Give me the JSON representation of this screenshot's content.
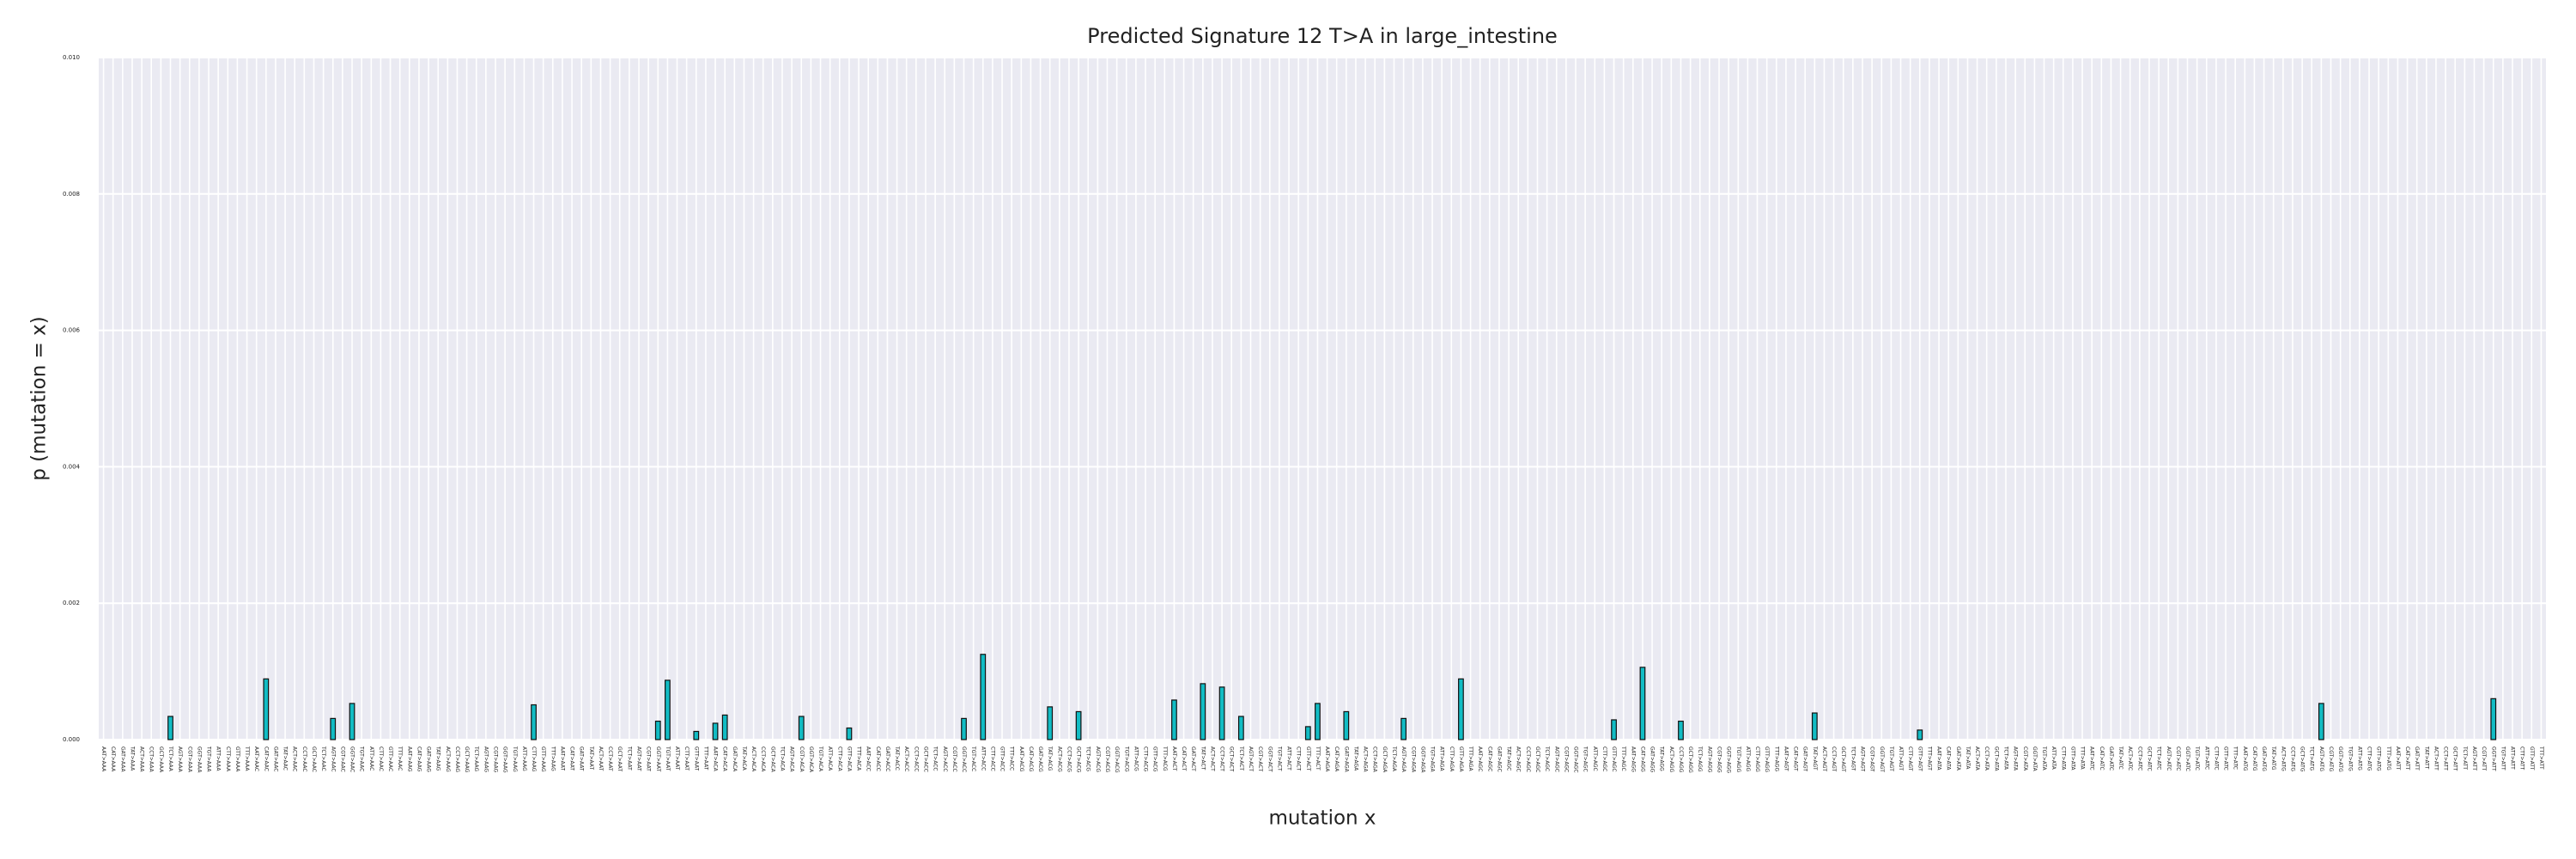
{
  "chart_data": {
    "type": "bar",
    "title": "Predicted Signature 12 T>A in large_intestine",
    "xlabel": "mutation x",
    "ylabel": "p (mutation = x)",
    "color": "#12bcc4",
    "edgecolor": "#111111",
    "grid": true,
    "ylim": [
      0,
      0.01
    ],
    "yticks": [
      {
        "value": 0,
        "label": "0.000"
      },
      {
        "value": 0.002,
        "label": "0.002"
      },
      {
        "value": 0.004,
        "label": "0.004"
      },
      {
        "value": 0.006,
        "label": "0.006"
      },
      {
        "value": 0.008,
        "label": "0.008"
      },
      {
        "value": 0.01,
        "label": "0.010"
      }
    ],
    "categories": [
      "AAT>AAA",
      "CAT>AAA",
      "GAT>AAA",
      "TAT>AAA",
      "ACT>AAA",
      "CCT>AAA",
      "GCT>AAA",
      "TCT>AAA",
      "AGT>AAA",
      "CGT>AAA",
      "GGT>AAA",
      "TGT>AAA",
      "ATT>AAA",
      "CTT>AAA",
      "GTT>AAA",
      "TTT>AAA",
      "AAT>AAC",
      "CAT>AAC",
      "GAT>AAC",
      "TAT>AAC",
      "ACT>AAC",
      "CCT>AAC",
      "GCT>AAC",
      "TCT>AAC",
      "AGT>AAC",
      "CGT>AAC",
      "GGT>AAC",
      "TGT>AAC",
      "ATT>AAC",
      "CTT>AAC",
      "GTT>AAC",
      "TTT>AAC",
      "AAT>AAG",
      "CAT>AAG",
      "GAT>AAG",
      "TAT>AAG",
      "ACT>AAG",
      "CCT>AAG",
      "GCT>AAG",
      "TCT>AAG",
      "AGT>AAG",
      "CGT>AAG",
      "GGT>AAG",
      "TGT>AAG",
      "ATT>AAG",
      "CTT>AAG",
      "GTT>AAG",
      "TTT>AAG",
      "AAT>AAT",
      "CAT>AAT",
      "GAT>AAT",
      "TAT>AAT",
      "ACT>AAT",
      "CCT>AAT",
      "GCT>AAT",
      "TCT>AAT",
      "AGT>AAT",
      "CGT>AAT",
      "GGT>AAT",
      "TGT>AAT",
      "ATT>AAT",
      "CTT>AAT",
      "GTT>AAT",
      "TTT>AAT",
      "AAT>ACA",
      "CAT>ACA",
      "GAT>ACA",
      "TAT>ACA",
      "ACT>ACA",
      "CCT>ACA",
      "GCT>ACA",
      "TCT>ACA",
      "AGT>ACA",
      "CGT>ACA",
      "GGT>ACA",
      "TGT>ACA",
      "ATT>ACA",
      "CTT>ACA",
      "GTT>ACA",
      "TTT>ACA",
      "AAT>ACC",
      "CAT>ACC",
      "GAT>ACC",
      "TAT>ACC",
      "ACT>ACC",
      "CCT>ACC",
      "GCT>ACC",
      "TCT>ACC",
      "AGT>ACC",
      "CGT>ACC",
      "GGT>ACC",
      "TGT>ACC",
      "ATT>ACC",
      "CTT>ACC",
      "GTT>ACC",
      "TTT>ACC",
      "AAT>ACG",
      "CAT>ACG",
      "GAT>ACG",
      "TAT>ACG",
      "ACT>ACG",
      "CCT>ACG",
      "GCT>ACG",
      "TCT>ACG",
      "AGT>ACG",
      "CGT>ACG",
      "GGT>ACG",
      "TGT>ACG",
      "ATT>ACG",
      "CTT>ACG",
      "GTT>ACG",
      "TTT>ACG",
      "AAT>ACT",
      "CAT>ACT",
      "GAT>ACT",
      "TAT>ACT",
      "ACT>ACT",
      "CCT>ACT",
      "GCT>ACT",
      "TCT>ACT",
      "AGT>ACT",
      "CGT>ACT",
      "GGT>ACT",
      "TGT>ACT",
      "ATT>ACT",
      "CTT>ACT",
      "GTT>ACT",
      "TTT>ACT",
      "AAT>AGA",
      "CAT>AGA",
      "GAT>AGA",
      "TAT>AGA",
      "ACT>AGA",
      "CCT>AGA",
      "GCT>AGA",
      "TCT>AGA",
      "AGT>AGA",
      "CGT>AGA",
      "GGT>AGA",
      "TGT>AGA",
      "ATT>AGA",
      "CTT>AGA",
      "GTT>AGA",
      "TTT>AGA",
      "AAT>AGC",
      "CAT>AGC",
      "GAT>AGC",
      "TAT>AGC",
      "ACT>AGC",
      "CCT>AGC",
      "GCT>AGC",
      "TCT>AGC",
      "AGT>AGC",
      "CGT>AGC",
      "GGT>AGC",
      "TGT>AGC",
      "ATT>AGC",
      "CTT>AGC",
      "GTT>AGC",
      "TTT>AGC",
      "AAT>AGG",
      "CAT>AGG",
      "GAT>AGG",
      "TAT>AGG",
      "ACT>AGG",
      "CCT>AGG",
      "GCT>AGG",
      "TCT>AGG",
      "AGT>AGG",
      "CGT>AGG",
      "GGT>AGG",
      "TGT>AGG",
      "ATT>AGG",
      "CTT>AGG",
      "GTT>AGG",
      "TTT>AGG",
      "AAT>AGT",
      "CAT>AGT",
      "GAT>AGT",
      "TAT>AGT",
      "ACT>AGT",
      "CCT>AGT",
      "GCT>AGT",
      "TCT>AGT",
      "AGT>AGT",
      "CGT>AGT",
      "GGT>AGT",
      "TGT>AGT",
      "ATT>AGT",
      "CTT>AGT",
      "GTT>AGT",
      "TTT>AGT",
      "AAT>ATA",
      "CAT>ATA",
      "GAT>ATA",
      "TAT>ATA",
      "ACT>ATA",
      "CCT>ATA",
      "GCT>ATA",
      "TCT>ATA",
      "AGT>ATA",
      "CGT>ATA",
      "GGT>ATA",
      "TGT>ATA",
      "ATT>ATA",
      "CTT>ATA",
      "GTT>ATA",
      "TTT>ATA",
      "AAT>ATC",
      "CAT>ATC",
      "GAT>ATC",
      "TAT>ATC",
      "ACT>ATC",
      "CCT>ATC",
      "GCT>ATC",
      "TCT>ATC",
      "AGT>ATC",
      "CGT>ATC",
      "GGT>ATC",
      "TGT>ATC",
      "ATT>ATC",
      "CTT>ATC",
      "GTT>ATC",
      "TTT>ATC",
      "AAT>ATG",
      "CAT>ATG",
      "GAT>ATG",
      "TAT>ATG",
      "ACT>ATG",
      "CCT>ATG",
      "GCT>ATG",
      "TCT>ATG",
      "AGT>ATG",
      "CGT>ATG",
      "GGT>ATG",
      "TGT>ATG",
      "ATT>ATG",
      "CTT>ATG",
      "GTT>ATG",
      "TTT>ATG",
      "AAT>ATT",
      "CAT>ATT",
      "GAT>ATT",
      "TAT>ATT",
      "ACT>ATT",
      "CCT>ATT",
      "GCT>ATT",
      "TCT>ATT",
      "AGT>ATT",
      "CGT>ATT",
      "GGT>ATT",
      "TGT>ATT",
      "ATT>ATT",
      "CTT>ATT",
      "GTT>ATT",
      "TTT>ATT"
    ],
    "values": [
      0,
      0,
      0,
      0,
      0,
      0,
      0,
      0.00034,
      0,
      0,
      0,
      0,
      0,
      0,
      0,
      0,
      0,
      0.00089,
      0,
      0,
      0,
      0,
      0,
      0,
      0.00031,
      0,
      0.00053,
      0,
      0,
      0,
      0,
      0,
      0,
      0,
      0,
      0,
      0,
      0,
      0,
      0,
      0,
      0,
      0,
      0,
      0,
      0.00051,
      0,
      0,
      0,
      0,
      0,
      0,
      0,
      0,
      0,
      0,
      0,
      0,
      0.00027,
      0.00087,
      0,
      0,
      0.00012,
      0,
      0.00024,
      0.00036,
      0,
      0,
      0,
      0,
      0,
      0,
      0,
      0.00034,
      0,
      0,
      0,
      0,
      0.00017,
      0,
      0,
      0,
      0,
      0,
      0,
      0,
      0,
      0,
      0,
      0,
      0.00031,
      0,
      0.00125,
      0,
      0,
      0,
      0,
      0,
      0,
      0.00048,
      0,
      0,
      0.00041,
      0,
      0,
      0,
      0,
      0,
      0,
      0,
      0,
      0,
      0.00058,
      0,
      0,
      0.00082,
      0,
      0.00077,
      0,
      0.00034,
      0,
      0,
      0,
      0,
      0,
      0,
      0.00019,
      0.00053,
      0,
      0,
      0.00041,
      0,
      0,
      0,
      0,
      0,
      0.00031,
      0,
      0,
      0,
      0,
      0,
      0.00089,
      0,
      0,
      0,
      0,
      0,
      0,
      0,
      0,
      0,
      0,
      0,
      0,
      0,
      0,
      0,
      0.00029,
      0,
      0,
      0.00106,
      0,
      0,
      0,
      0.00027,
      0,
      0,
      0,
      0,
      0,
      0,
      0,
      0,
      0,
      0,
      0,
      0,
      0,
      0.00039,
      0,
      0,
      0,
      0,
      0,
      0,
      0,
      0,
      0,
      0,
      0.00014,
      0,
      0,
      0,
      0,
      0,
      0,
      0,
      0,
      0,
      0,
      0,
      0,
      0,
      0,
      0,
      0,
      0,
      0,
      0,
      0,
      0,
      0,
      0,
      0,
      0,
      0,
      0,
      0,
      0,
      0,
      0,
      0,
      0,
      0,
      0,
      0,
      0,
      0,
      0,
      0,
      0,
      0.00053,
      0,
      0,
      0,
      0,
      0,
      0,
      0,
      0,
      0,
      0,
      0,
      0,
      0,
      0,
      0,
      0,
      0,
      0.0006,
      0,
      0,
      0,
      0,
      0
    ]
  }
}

## CHALLENGE
From the entries, copy out each line containing the word "mutation".

## FULL ANSWER
    "xlabel": "mutation x",
    "ylabel": "p (mutation = x)",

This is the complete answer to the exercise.